GIVEN INSTRUCTION:
Below is a block of records. Copy every line in it that contains the word "letter".

ENTRIES SUPPLIED:
* START *
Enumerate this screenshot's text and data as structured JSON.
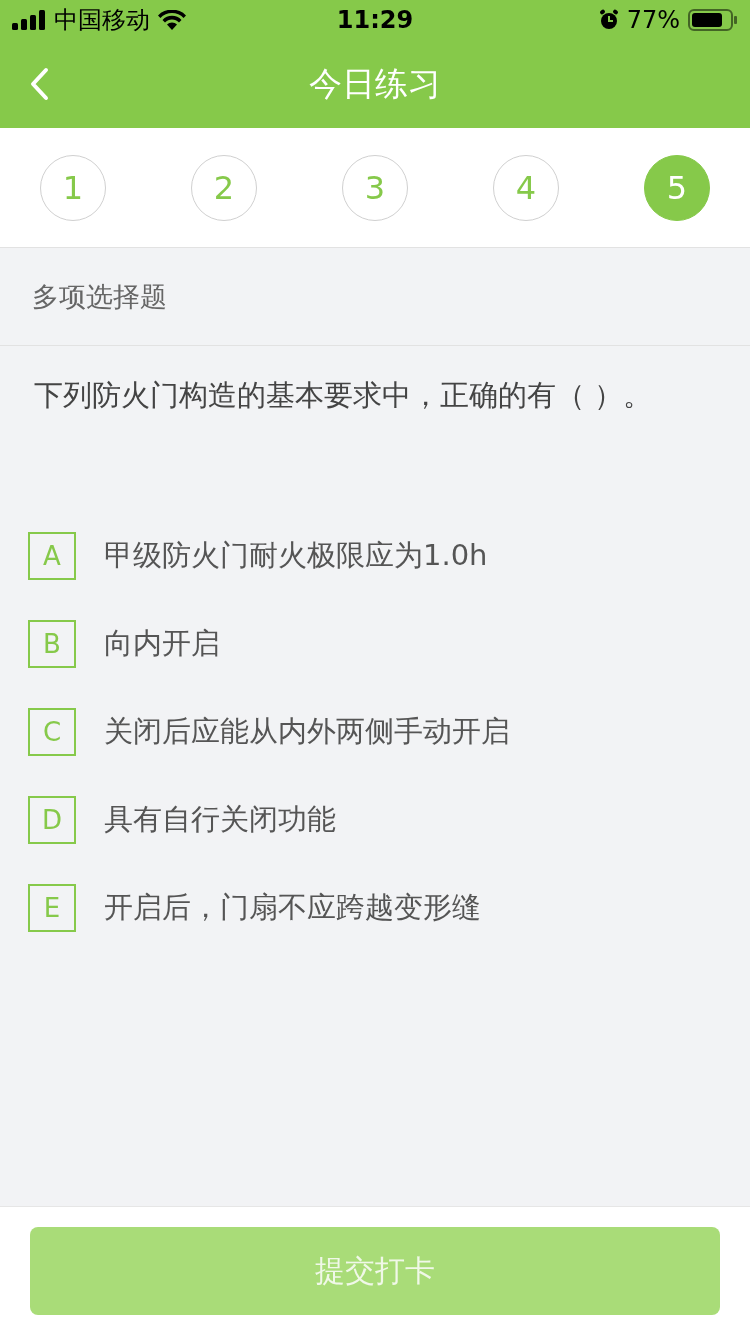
{
  "status_bar": {
    "carrier": "中国移动",
    "time": "11:29",
    "battery": "77%"
  },
  "nav": {
    "title": "今日练习"
  },
  "steps": [
    {
      "label": "1",
      "selected": false
    },
    {
      "label": "2",
      "selected": false
    },
    {
      "label": "3",
      "selected": false
    },
    {
      "label": "4",
      "selected": false
    },
    {
      "label": "5",
      "selected": true
    }
  ],
  "question_type": "多项选择题",
  "question": "下列防火门构造的基本要求中，正确的有（    ）。",
  "options": [
    {
      "letter": "A",
      "text": "甲级防火门耐火极限应为1.0h",
      "selected": false
    },
    {
      "letter": "B",
      "text": "向内开启",
      "selected": false
    },
    {
      "letter": "C",
      "text": "关闭后应能从内外两侧手动开启",
      "selected": false
    },
    {
      "letter": "D",
      "text": "具有自行关闭功能",
      "selected": false
    },
    {
      "letter": "E",
      "text": "开启后，门扇不应跨越变形缝",
      "selected": false
    }
  ],
  "submit": {
    "label": "提交打卡",
    "disabled": true
  }
}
* END *
COMPLETED TASK:
      "letter": "A",
      "letter": "B",
      "letter": "C",
      "letter": "D",
      "letter": "E",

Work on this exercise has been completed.